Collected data

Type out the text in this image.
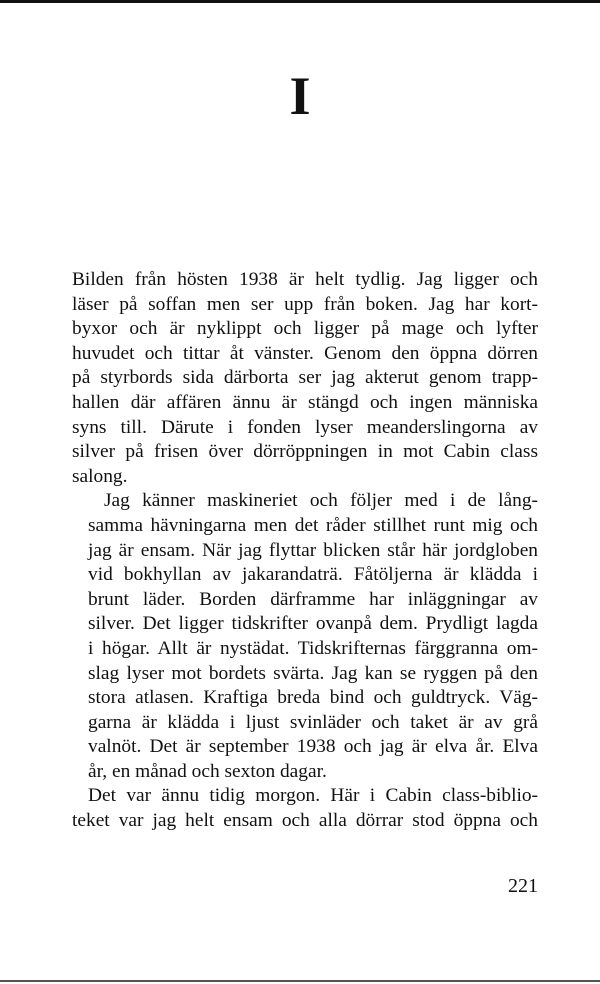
I

Bilden från hösten 1938 är helt tydlig. Jag ligger och
läser på soffan men ser upp från boken. Jag har kort-
byxor och är nyklippt och ligger på mage och lyfter
huvudet och tittar åt vänster. Genom den öppna dörren
på styrbords sida därborta ser jag akterut genom trapp-
hallen där affären ännu är stängd och ingen människa
syns till. Därute i fonden lyser meanderslingorna av
silver på frisen över dörröppningen in mot Cabin class
salong.

Jag känner maskineriet och följer med i de lång-
samma hävningarna men det råder stillhet runt mig och
jag är ensam. När jag flyttar blicken står här jordgloben
vid bokhyllan av jakarandaträ. Fåtöljerna är klädda i
brunt läder. Borden därframme har inläggningar av
silver. Det ligger tidskrifter ovanpå dem. Prydligt lagda
i högar. Allt är nystädat. Tidskrifternas färggranna om-
slag lyser mot bordets svärta. Jag kan se ryggen på den
stora atlasen. Kraftiga breda bind och guldtryck. Väg-
garna är klädda i ljust svinläder och taket är av grå
valnöt. Det är september 1938 och jag är elva år. Elva
år, en månad och sexton dagar.

Det var ännu tidig morgon. Här i Cabin class-biblio-
teket var jag helt ensam och alla dörrar stod öppna och

221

TASK |
Without including any pictures, reproduce the data exactly.

WRITTEN ANSWER |
Type out the text in this image.
I

Bilden från hösten 1938 är helt tydlig. Jag ligger och
läser på soffan men ser upp från boken. Jag har kort-
byxor och är nyklippt och ligger på mage och lyfter
huvudet och tittar åt vänster. Genom den öppna dörren
på styrbords sida därborta ser jag akterut genom trapp-
hallen där affären ännu är stängd och ingen människa
syns till. Därute i fonden lyser meanderslingorna av
silver på frisen över dörröppningen in mot Cabin class
salong.

Jag känner maskineriet och följer med i de lång-
samma hävningarna men det råder stillhet runt mig och
jag är ensam. När jag flyttar blicken står här jordgloben
vid bokhyllan av jakarandaträ. Fåtöljerna är klädda i
brunt läder. Borden därframme har inläggningar av
silver. Det ligger tidskrifter ovanpå dem. Prydligt lagda
i högar. Allt är nystädat. Tidskrifternas färggranna om-
slag lyser mot bordets svärta. Jag kan se ryggen på den
stora atlasen. Kraftiga breda bind och guldtryck. Väg-
garna är klädda i ljust svinläder och taket är av grå
valnöt. Det är september 1938 och jag är elva år. Elva
år, en månad och sexton dagar.

Det var ännu tidig morgon. Här i Cabin class-biblio-
teket var jag helt ensam och alla dörrar stod öppna och

221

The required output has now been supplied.